* _ABOUT THIS EXERCISE_:
In the copy, leave out the pictures and repeat all records exactly.

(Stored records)
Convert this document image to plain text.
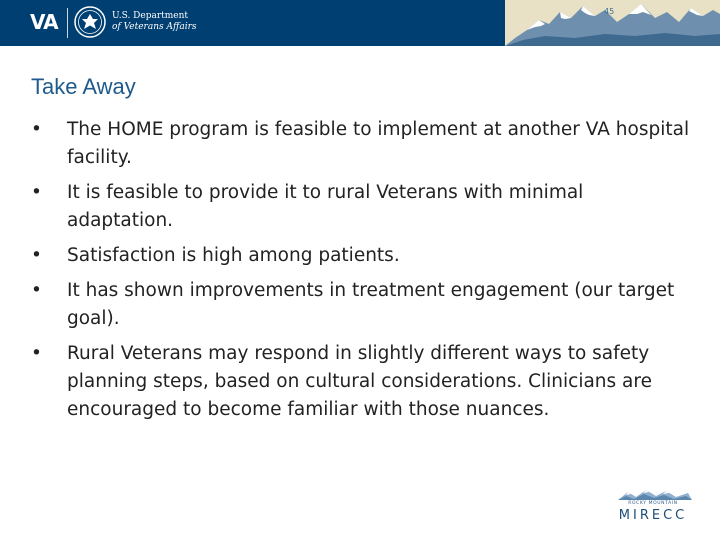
VA	U.S. Department
of Veterans Affairs
45
Take Away
• The HOME program is feasible to implement at another VA hospital facility.
• It is feasible to provide it to rural Veterans with minimal adaptation.
• Satisfaction is high among patients.
• It has shown improvements in treatment engagement (our target goal).
• Rural Veterans may respond in slightly different ways to safety planning steps, based on cultural considerations. Clinicians are encouraged to become familiar with those nuances.
ROCKY MOUNTAIN
MIRECC
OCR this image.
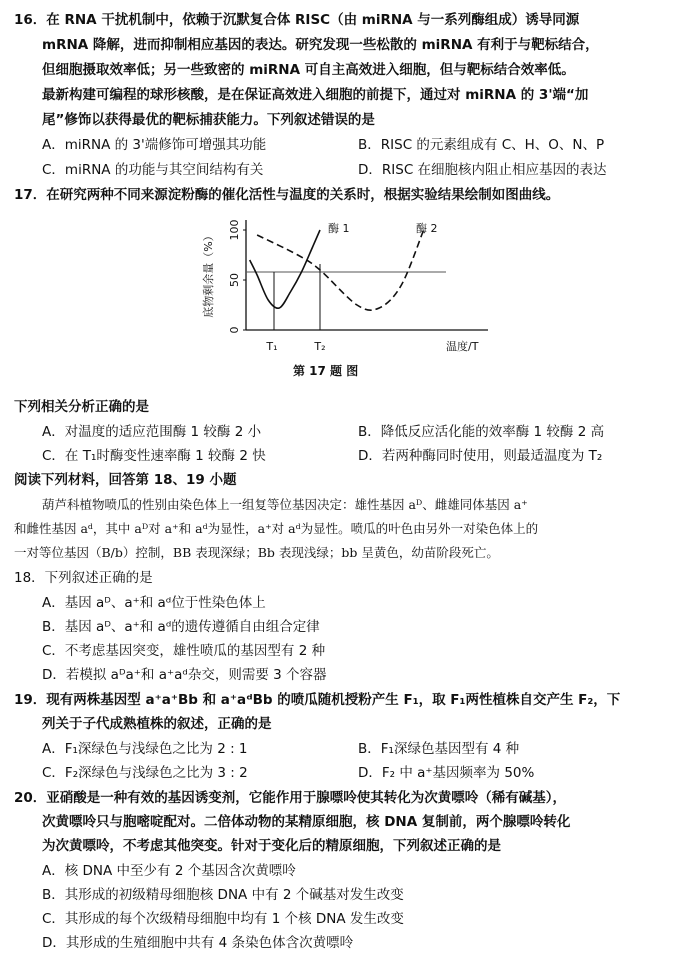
16．在 RNA 干扰机制中，依赖于沉默复合体 RISC（由 miRNA 与一系列酶组成）诱导同源
mRNA 降解，进而抑制相应基因的表达。研究发现一些松散的 miRNA 有利于与靶标结合，
但细胞摄取效率低；另一些致密的 miRNA 可自主高效进入细胞，但与靶标结合效率低。
最新构建可编程的球形核酸，是在保证高效进入细胞的前提下，通过对 miRNA 的 3'端“加
尾”修饰以获得最优的靶标捕获能力。下列叙述错误的是
A．miRNA 的 3'端修饰可增强其功能	B．RISC 的元素组成有 C、H、O、N、P
C．miRNA 的功能与其空间结构有关	D．RISC 在细胞核内阻止相应基因的表达
17．在研究两种不同来源淀粉酶的催化活性与温度的关系时，根据实验结果绘制如图曲线。
底物剩余量（%）
0
50
100	酶 1	酶 2
T₁	T₂	温度/T
第 17 题 图
下列相关分析正确的是
A．对温度的适应范围酶 1 较酶 2 小	B．降低反应活化能的效率酶 1 较酶 2 高
C．在 T₁时酶变性速率酶 1 较酶 2 快	D．若两种酶同时使用，则最适温度为 T₂
阅读下列材料，回答第 18、19 小题
葫芦科植物喷瓜的性别由染色体上一组复等位基因决定：雄性基因 aᴰ、雌雄同体基因 a⁺
和雌性基因 aᵈ，其中 aᴰ对 a⁺和 aᵈ为显性，a⁺对 aᵈ为显性。喷瓜的叶色由另外一对染色体上的
一对等位基因（B/b）控制，BB 表现深绿；Bb 表现浅绿；bb 呈黄色，幼苗阶段死亡。
18．下列叙述正确的是
A．基因 aᴰ、a⁺和 aᵈ位于性染色体上
B．基因 aᴰ、a⁺和 aᵈ的遗传遵循自由组合定律
C．不考虑基因突变，雄性喷瓜的基因型有 2 种
D．若模拟 aᴰa⁺和 a⁺aᵈ杂交，则需要 3 个容器
19．现有两株基因型 a⁺a⁺Bb 和 a⁺aᵈBb 的喷瓜随机授粉产生 F₁，取 F₁两性植株自交产生 F₂，下
列关于子代成熟植株的叙述，正确的是
A．F₁深绿色与浅绿色之比为 2 : 1	B．F₁深绿色基因型有 4 种
C．F₂深绿色与浅绿色之比为 3 : 2	D．F₂ 中 a⁺基因频率为 50%
20．亚硝酸是一种有效的基因诱变剂，它能作用于腺嘌呤使其转化为次黄嘌呤（稀有碱基），
次黄嘌呤只与胞嘧啶配对。二倍体动物的某精原细胞，核 DNA 复制前，两个腺嘌呤转化
为次黄嘌呤，不考虑其他突变。针对于变化后的精原细胞，下列叙述正确的是
A．核 DNA 中至少有 2 个基因含次黄嘌呤
B．其形成的初级精母细胞核 DNA 中有 2 个碱基对发生改变
C．其形成的每个次级精母细胞中均有 1 个核 DNA 发生改变
D．其形成的生殖细胞中共有 4 条染色体含次黄嘌呤
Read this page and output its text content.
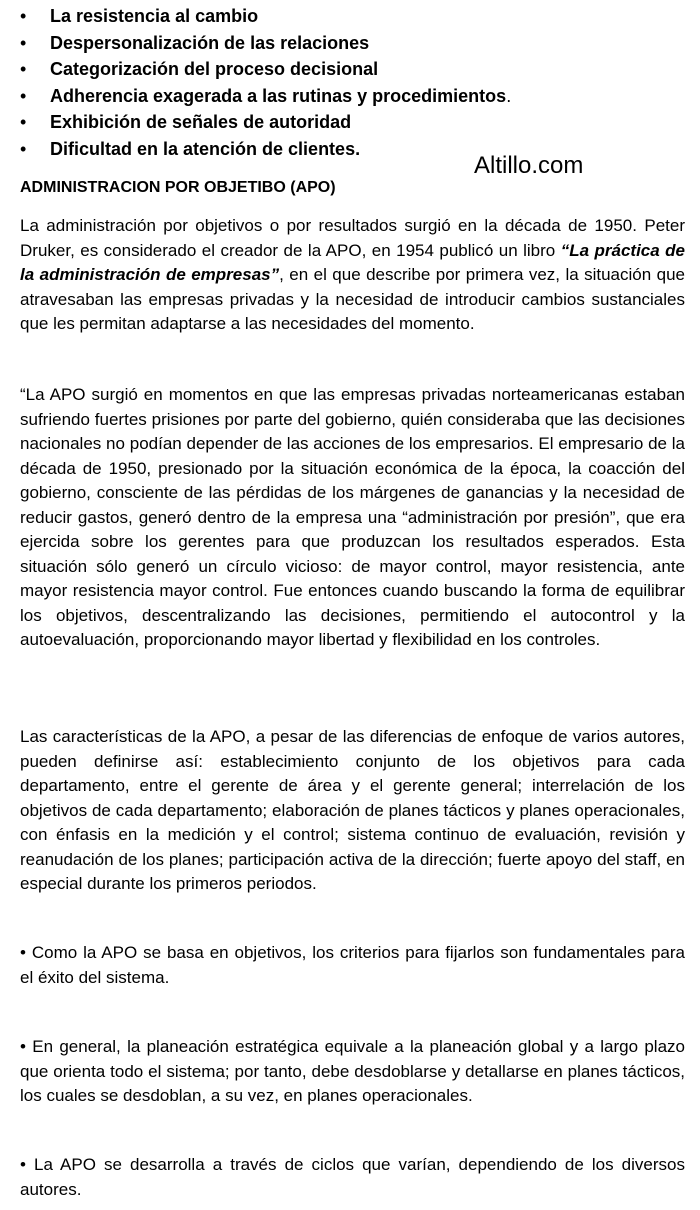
• La resistencia al cambio
• Despersonalización de las relaciones
• Categorización del proceso decisional
• Adherencia exagerada a las rutinas y procedimientos.
• Exhibición de señales de autoridad
• Dificultad en la atención de clientes.
Altillo.com
ADMINISTRACION POR OBJETIBO (APO)

La administración por objetivos o por resultados surgió en la década de 1950. Peter Druker, es considerado el creador de la APO, en 1954 publicó un libro “La práctica de la administración de empresas”, en el que describe por primera vez, la situación que atravesaban las empresas privadas y la necesidad de introducir cambios sustanciales que les permitan adaptarse a las necesidades del momento.

“La APO surgió en momentos en que las empresas privadas norteamericanas estaban sufriendo fuertes prisiones por parte del gobierno, quién consideraba que las decisiones nacionales no podían depender de las acciones de los empresarios. El empresario de la década de 1950, presionado por la situación económica de la época, la coacción del gobierno, consciente de las pérdidas de los márgenes de ganancias y la necesidad de reducir gastos, generó dentro de la empresa una “administración por presión”, que era ejercida sobre los gerentes para que produzcan los resultados esperados. Esta situación sólo generó un círculo vicioso: de mayor control, mayor resistencia, ante mayor resistencia mayor control. Fue entonces cuando buscando la forma de equilibrar los objetivos, descentralizando las decisiones, permitiendo el autocontrol y la autoevaluación, proporcionando mayor libertad y flexibilidad en los controles.

Las características de la APO, a pesar de las diferencias de enfoque de varios autores, pueden definirse así: establecimiento conjunto de los objetivos para cada departamento, entre el gerente de área y el gerente general; interrelación de los objetivos de cada departamento; elaboración de planes tácticos y planes operacionales, con énfasis en la medición y el control; sistema continuo de evaluación, revisión y reanudación de los planes; participación activa de la dirección; fuerte apoyo del staff, en especial durante los primeros periodos.

• Como la APO se basa en objetivos, los criterios para fijarlos son fundamentales para el éxito del sistema.

• En general, la planeación estratégica equivale a la planeación global y a largo plazo que orienta todo el sistema; por tanto, debe desdoblarse y detallarse en planes tácticos, los cuales se desdoblan, a su vez, en planes operacionales.

• La APO se desarrolla a través de ciclos que varían, dependiendo de los diversos autores.
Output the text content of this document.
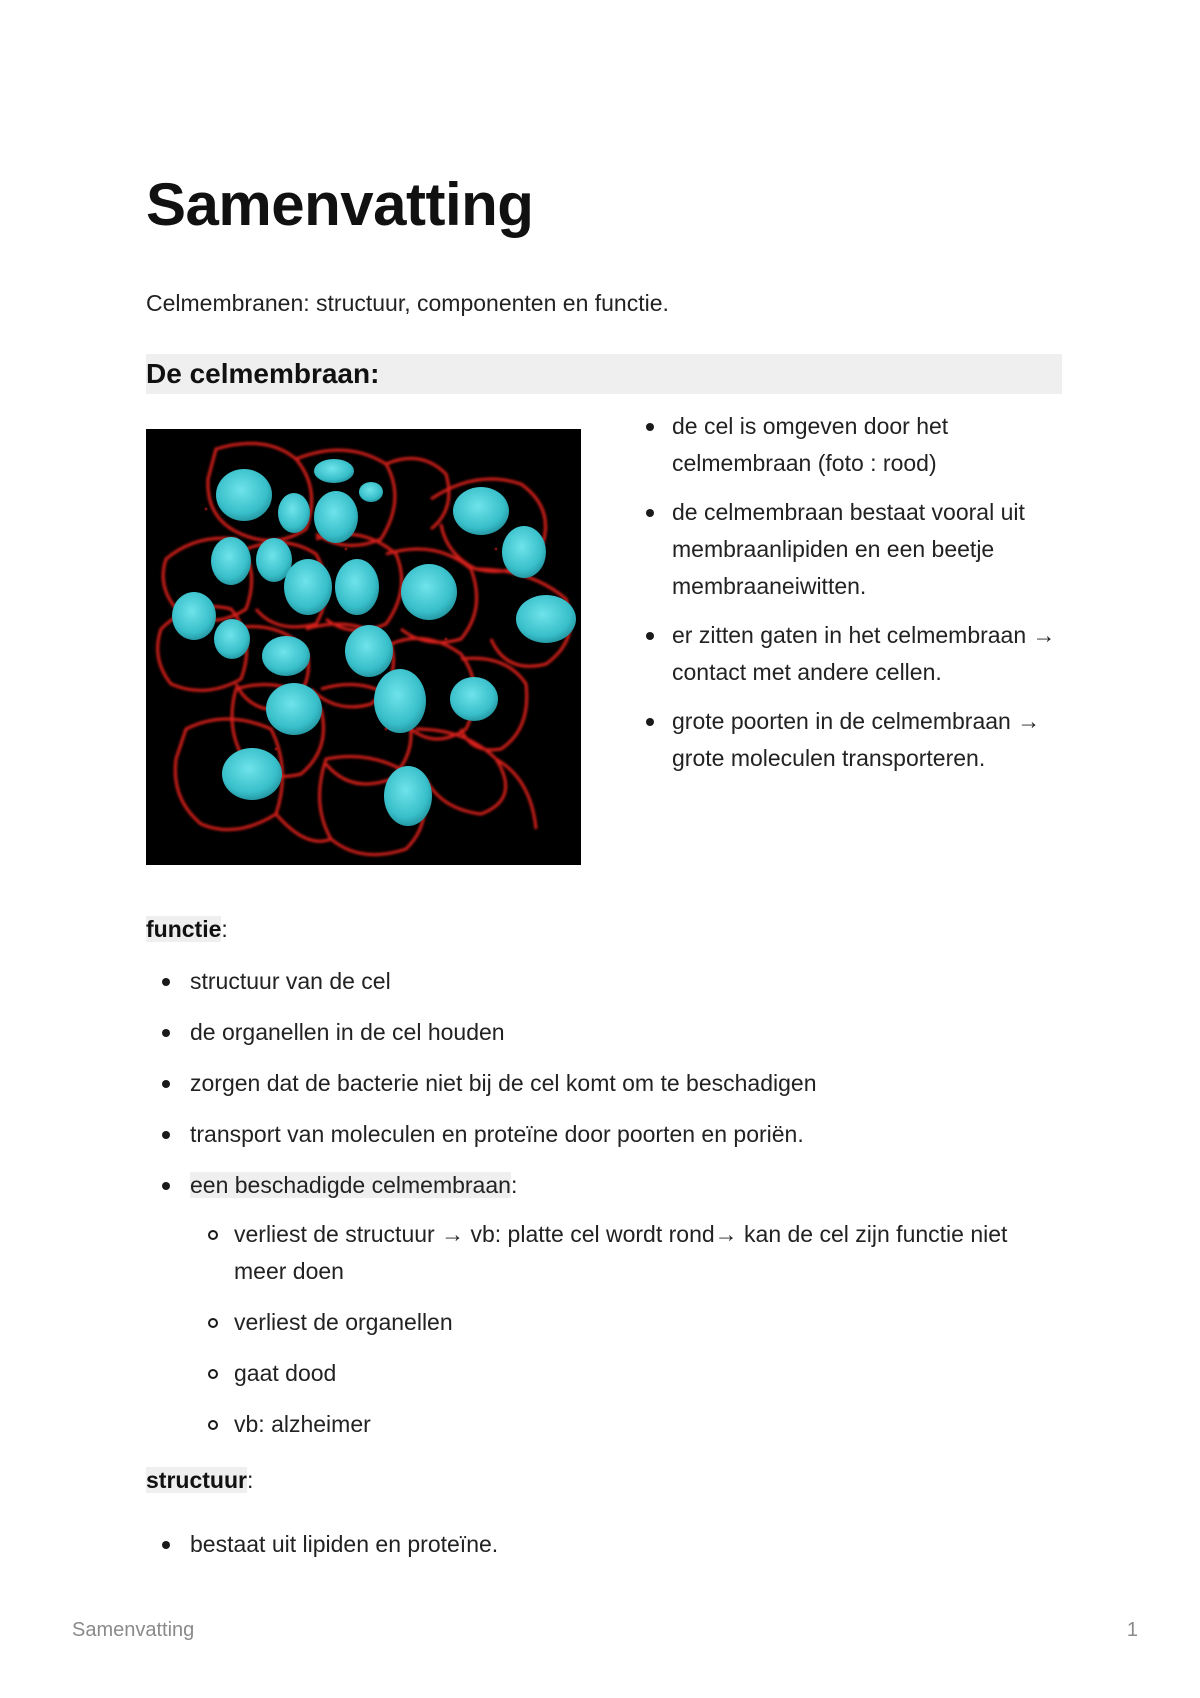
Samenvatting

Celmembranen: structuur, componenten en functie.

De celmembraan:
de cel is omgeven door het celmembraan (foto : rood)
de celmembraan bestaat vooral uit membraanlipiden en een beetje membraaneiwitten.
er zitten gaten in het celmembraan → contact met andere cellen.
grote poorten in de celmembraan → grote moleculen transporteren.

functie:

structuur van de cel
de organellen in de cel houden
zorgen dat de bacterie niet bij de cel komt om te beschadigen
transport van moleculen en proteïne door poorten en poriën.
een beschadigde celmembraan:
verliest de structuur → vb: platte cel wordt rond→ kan de cel zijn functie niet meer doen
verliest de organellen
gaat dood
vb: alzheimer

structuur:

bestaat uit lipiden en proteïne.

Samenvatting	1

* _ANSWER TO THE PROBLEM_:
Convert this document image to plain text.
VA	U.S. Department
of Veterans Affairs
45
Take Away
• The HOME program is feasible to implement at another VA hospital facility.
• It is feasible to provide it to rural Veterans with minimal adaptation.
• Satisfaction is high among patients.
• It has shown improvements in treatment engagement (our target goal).
• Rural Veterans may respond in slightly different ways to safety planning steps, based on cultural considerations. Clinicians are encouraged to become familiar with those nuances.
ROCKY MOUNTAIN
MIRECC
OCR this image.
16．在 RNA 干扰机制中，依赖于沉默复合体 RISC（由 miRNA 与一系列酶组成）诱导同源
mRNA 降解，进而抑制相应基因的表达。研究发现一些松散的 miRNA 有利于与靶标结合，
但细胞摄取效率低；另一些致密的 miRNA 可自主高效进入细胞，但与靶标结合效率低。
最新构建可编程的球形核酸，是在保证高效进入细胞的前提下，通过对 miRNA 的 3'端“加
尾”修饰以获得最优的靶标捕获能力。下列叙述错误的是
A．miRNA 的 3'端修饰可增强其功能	B．RISC 的元素组成有 C、H、O、N、P
C．miRNA 的功能与其空间结构有关	D．RISC 在细胞核内阻止相应基因的表达
17．在研究两种不同来源淀粉酶的催化活性与温度的关系时，根据实验结果绘制如图曲线。
底物剩余量（%）
0
50
100	酶 1	酶 2
T₁	T₂	温度/T
第 17 题 图
下列相关分析正确的是
A．对温度的适应范围酶 1 较酶 2 小	B．降低反应活化能的效率酶 1 较酶 2 高
C．在 T₁时酶变性速率酶 1 较酶 2 快	D．若两种酶同时使用，则最适温度为 T₂
阅读下列材料，回答第 18、19 小题
葫芦科植物喷瓜的性别由染色体上一组复等位基因决定：雄性基因 aᴰ、雌雄同体基因 a⁺
和雌性基因 aᵈ，其中 aᴰ对 a⁺和 aᵈ为显性，a⁺对 aᵈ为显性。喷瓜的叶色由另外一对染色体上的
一对等位基因（B/b）控制，BB 表现深绿；Bb 表现浅绿；bb 呈黄色，幼苗阶段死亡。
18．下列叙述正确的是
A．基因 aᴰ、a⁺和 aᵈ位于性染色体上
B．基因 aᴰ、a⁺和 aᵈ的遗传遵循自由组合定律
C．不考虑基因突变，雄性喷瓜的基因型有 2 种
D．若模拟 aᴰa⁺和 a⁺aᵈ杂交，则需要 3 个容器
19．现有两株基因型 a⁺a⁺Bb 和 a⁺aᵈBb 的喷瓜随机授粉产生 F₁，取 F₁两性植株自交产生 F₂，下
列关于子代成熟植株的叙述，正确的是
A．F₁深绿色与浅绿色之比为 2 : 1	B．F₁深绿色基因型有 4 种
C．F₂深绿色与浅绿色之比为 3 : 2	D．F₂ 中 a⁺基因频率为 50%
20．亚硝酸是一种有效的基因诱变剂，它能作用于腺嘌呤使其转化为次黄嘌呤（稀有碱基），
次黄嘌呤只与胞嘧啶配对。二倍体动物的某精原细胞，核 DNA 复制前，两个腺嘌呤转化
为次黄嘌呤，不考虑其他突变。针对于变化后的精原细胞，下列叙述正确的是
A．核 DNA 中至少有 2 个基因含次黄嘌呤
B．其形成的初级精母细胞核 DNA 中有 2 个碱基对发生改变
C．其形成的每个次级精母细胞中均有 1 个核 DNA 发生改变
D．其形成的生殖细胞中共有 4 条染色体含次黄嘌呤
Read this page and output its text content.
• La resistencia al cambio
• Despersonalización de las relaciones
• Categorización del proceso decisional
• Adherencia exagerada a las rutinas y procedimientos.
• Exhibición de señales de autoridad
• Dificultad en la atención de clientes.
Altillo.com
ADMINISTRACION POR OBJETIBO (APO)

La administración por objetivos o por resultados surgió en la década de 1950. Peter Druker, es considerado el creador de la APO, en 1954 publicó un libro “La práctica de la administración de empresas”, en el que describe por primera vez, la situación que atravesaban las empresas privadas y la necesidad de introducir cambios sustanciales que les permitan adaptarse a las necesidades del momento.

“La APO surgió en momentos en que las empresas privadas norteamericanas estaban sufriendo fuertes prisiones por parte del gobierno, quién consideraba que las decisiones nacionales no podían depender de las acciones de los empresarios. El empresario de la década de 1950, presionado por la situación económica de la época, la coacción del gobierno, consciente de las pérdidas de los márgenes de ganancias y la necesidad de reducir gastos, generó dentro de la empresa una “administración por presión”, que era ejercida sobre los gerentes para que produzcan los resultados esperados. Esta situación sólo generó un círculo vicioso: de mayor control, mayor resistencia, ante mayor resistencia mayor control. Fue entonces cuando buscando la forma de equilibrar los objetivos, descentralizando las decisiones, permitiendo el autocontrol y la autoevaluación, proporcionando mayor libertad y flexibilidad en los controles.

Las características de la APO, a pesar de las diferencias de enfoque de varios autores, pueden definirse así: establecimiento conjunto de los objetivos para cada departamento, entre el gerente de área y el gerente general; interrelación de los objetivos de cada departamento; elaboración de planes tácticos y planes operacionales, con énfasis en la medición y el control; sistema continuo de evaluación, revisión y reanudación de los planes; participación activa de la dirección; fuerte apoyo del staff, en especial durante los primeros periodos.

• Como la APO se basa en objetivos, los criterios para fijarlos son fundamentales para el éxito del sistema.

• En general, la planeación estratégica equivale a la planeación global y a largo plazo que orienta todo el sistema; por tanto, debe desdoblarse y detallarse en planes tácticos, los cuales se desdoblan, a su vez, en planes operacionales.

• La APO se desarrolla a través de ciclos que varían, dependiendo de los diversos autores.
Output the text content of this document.
Samenvatting

Celmembranen: structuur, componenten en functie.

De celmembraan:
de cel is omgeven door het celmembraan (foto : rood)
de celmembraan bestaat vooral uit membraanlipiden en een beetje membraaneiwitten.
er zitten gaten in het celmembraan → contact met andere cellen.
grote poorten in de celmembraan → grote moleculen transporteren.

functie:

structuur van de cel
de organellen in de cel houden
zorgen dat de bacterie niet bij de cel komt om te beschadigen
transport van moleculen en proteïne door poorten en poriën.
een beschadigde celmembraan:
verliest de structuur → vb: platte cel wordt rond→ kan de cel zijn functie niet meer doen
verliest de organellen
gaat dood
vb: alzheimer

structuur:

bestaat uit lipiden en proteïne.

Samenvatting	1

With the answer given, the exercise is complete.